→ Texte fourni:
——————————

La Belle Époque se passionne pour l’Art nouveau. En revanche Cartier déteste les formes « nouilles ». Il s’emploie à rester toujours fidèle à plus de simplicité. Vers 1906, il devance déjà l’Art déco en privilégiant des formes géométriques. Cette nouveauté préfigure l’identité de la Maison. La tendance de l’époque se résume à ces deux couleurs opposées mais élégantes : le noir et le blanc. Une femme élégante associe une robe de Jérôme, maison de couture (1920-1945), avec des chaussures de Louis Hellstern, bottier des Années folles, prévoit des jumelles en émail de Cartier, un petit réticule en velours, tout en symphonie de noir et blanc pour aller à l’Opéra.
Les bijoux de Cartier s’allègent encore et deviennent transformables. Une paire de guirlandes de diamants qui se porte en broche sur un corsage peut se monter en tiare grâce à leur montage sur un support rigide. Ou encore un collier composé de plusieurs parties qui deviennent bracelet et broche. Outre les diamants, émeraudes, rubis, saphirs, les perles possèdent la faveur de Cartier. Certains colliers de perles fines valent plus chers que les rivières de diamants. Grâce à son imagination fertile, Cartier s’adapte sans problème aux nouveaux besoins de la clientèle.

——————————

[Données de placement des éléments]

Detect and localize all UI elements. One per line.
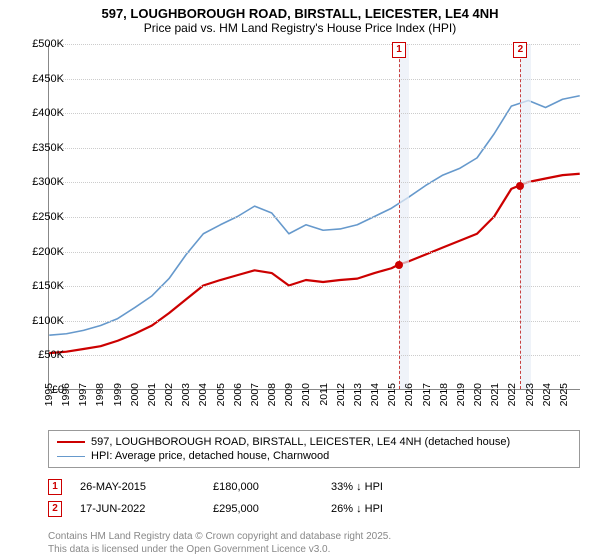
events-table: 1 26-MAY-2015 £180,000 33% ↓ HPI 2 17-JUN-202…	[48, 476, 580, 520]
x-axis-label: 2014	[369, 383, 381, 406]
gridline-h	[49, 79, 580, 80]
chart-plot-area: 1995199619971998199920002001200220032004…	[48, 44, 580, 390]
event-row: 2 17-JUN-2022 £295,000 26% ↓ HPI	[48, 498, 580, 520]
y-axis-label: £0	[20, 384, 64, 396]
event-number-badge: 1	[48, 479, 62, 495]
x-axis-label: 2018	[438, 383, 450, 406]
x-axis-label: 2022	[506, 383, 518, 406]
legend-label: 597, LOUGHBOROUGH ROAD, BIRSTALL, LEICES…	[91, 436, 510, 448]
y-axis-label: £150K	[20, 280, 64, 292]
legend-item: HPI: Average price, detached house, Char…	[57, 449, 571, 463]
footer-line-1: Contains HM Land Registry data © Crown c…	[48, 531, 391, 544]
gridline-h	[49, 321, 580, 322]
x-axis-label: 2012	[335, 383, 347, 406]
gridline-h	[49, 113, 580, 114]
y-axis-label: £450K	[20, 73, 64, 85]
gridline-h	[49, 252, 580, 253]
event-date: 26-MAY-2015	[80, 481, 195, 493]
event-price: £180,000	[213, 481, 313, 493]
event-number-badge: 2	[48, 501, 62, 517]
legend-swatch	[57, 456, 85, 457]
y-axis-label: £100K	[20, 315, 64, 327]
x-axis-label: 1998	[94, 383, 106, 406]
y-axis-label: £350K	[20, 142, 64, 154]
series-point-price_paid	[395, 261, 403, 269]
x-axis-label: 2016	[403, 383, 415, 406]
chart-title: 597, LOUGHBOROUGH ROAD, BIRSTALL, LEICES…	[10, 6, 590, 21]
gridline-h	[49, 44, 580, 45]
event-date: 17-JUN-2022	[80, 503, 195, 515]
y-axis-label: £400K	[20, 107, 64, 119]
title-block: 597, LOUGHBOROUGH ROAD, BIRSTALL, LEICES…	[0, 0, 600, 39]
x-axis-label: 2003	[180, 383, 192, 406]
legend-swatch	[57, 441, 85, 443]
y-axis-label: £200K	[20, 246, 64, 258]
x-axis-label: 2017	[421, 383, 433, 406]
event-diff: 33% ↓ HPI	[331, 481, 451, 493]
x-axis-label: 2004	[197, 383, 209, 406]
x-axis-label: 2005	[215, 383, 227, 406]
legend-box: 597, LOUGHBOROUGH ROAD, BIRSTALL, LEICES…	[48, 430, 580, 468]
y-axis-label: £300K	[20, 176, 64, 188]
chart-subtitle: Price paid vs. HM Land Registry's House …	[10, 21, 590, 35]
x-axis-label: 2015	[386, 383, 398, 406]
series-line-hpi	[49, 96, 579, 335]
x-axis-label: 1997	[77, 383, 89, 406]
y-axis-label: £500K	[20, 38, 64, 50]
legend-item: 597, LOUGHBOROUGH ROAD, BIRSTALL, LEICES…	[57, 435, 571, 449]
x-axis-label: 2007	[249, 383, 261, 406]
event-row: 1 26-MAY-2015 £180,000 33% ↓ HPI	[48, 476, 580, 498]
x-axis-label: 2010	[300, 383, 312, 406]
y-axis-label: £50K	[20, 349, 64, 361]
x-axis-label: 2001	[146, 383, 158, 406]
legend-label: HPI: Average price, detached house, Char…	[91, 450, 329, 462]
event-diff: 26% ↓ HPI	[331, 503, 451, 515]
series-point-price_paid	[516, 182, 524, 190]
gridline-h	[49, 217, 580, 218]
event-price: £295,000	[213, 503, 313, 515]
x-axis-label: 2009	[283, 383, 295, 406]
x-axis-label: 2000	[129, 383, 141, 406]
x-axis-label: 2019	[455, 383, 467, 406]
event-marker-line	[399, 44, 400, 389]
series-line-price_paid	[49, 174, 579, 353]
x-axis-label: 1999	[112, 383, 124, 406]
x-axis-label: 2002	[163, 383, 175, 406]
x-axis-label: 2006	[232, 383, 244, 406]
gridline-h	[49, 148, 580, 149]
gridline-h	[49, 182, 580, 183]
gridline-h	[49, 286, 580, 287]
event-marker-badge: 2	[513, 42, 527, 58]
x-axis-label: 2025	[558, 383, 570, 406]
x-axis-label: 2020	[472, 383, 484, 406]
y-axis-label: £250K	[20, 211, 64, 223]
footer-line-2: This data is licensed under the Open Gov…	[48, 544, 391, 557]
event-marker-badge: 1	[392, 42, 406, 58]
gridline-h	[49, 355, 580, 356]
x-axis-label: 2024	[541, 383, 553, 406]
event-marker-line	[520, 44, 521, 389]
x-axis-label: 2021	[489, 383, 501, 406]
x-axis-label: 2023	[524, 383, 536, 406]
x-axis-label: 2013	[352, 383, 364, 406]
x-axis-label: 2011	[318, 383, 330, 406]
footer-attribution: Contains HM Land Registry data © Crown c…	[48, 531, 391, 556]
x-axis-label: 2008	[266, 383, 278, 406]
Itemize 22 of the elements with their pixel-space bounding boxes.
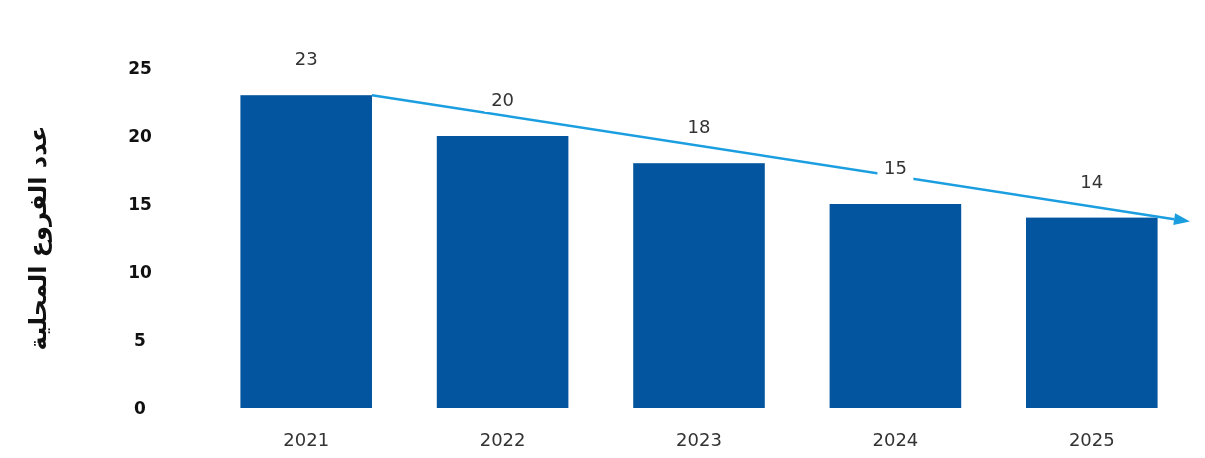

——————————

→ Consignes de travail:
(1) Répondez à ces questions sur le texte consacré à Cartier :
(a) Vers quelle année Cartier privilégie-t-il déjà des formes géométriques ?
(b) Quelles deux couleurs résument la tendance de l'époque ?
(c) En quoi peut se monter une paire de guirlandes de diamants portée en broche sur un corsage ?
(2) Poursuivez, s'il vous plaît, le texte consacré à Cartier à partir de sa dernière phrase.
Le listing ne sert à rien dans cet exercice.

→ Corrigé de l'exercice:
(1)
(a) Vers 1906.
(b) Le noir et le blanc.
(c) En tiare, grâce à un montage sur un support rigide.

(2)
Durant la Première guerre mondiale, les activités de la joaillerie comme partout stagnent. Mais Cartier ne chôme pas pour autant. Il réfléchit à renouveler le design de ses créations ou à les faire évoluer. Observant que la mode change, que les femmes s’émancipent, coupent leur cheveu court. Il crée des petits sacs de soir en soie, daim, velours aux couleurs vives munis de fermoirs précieux, véritables sculptures, bijoux miniaturisés. Il imagine des barrettes en or, ou autres matières précieuses, avec ou sans incrustation de pierreries, des bandeaux, des aigrettes pour discipliner leur coiffure.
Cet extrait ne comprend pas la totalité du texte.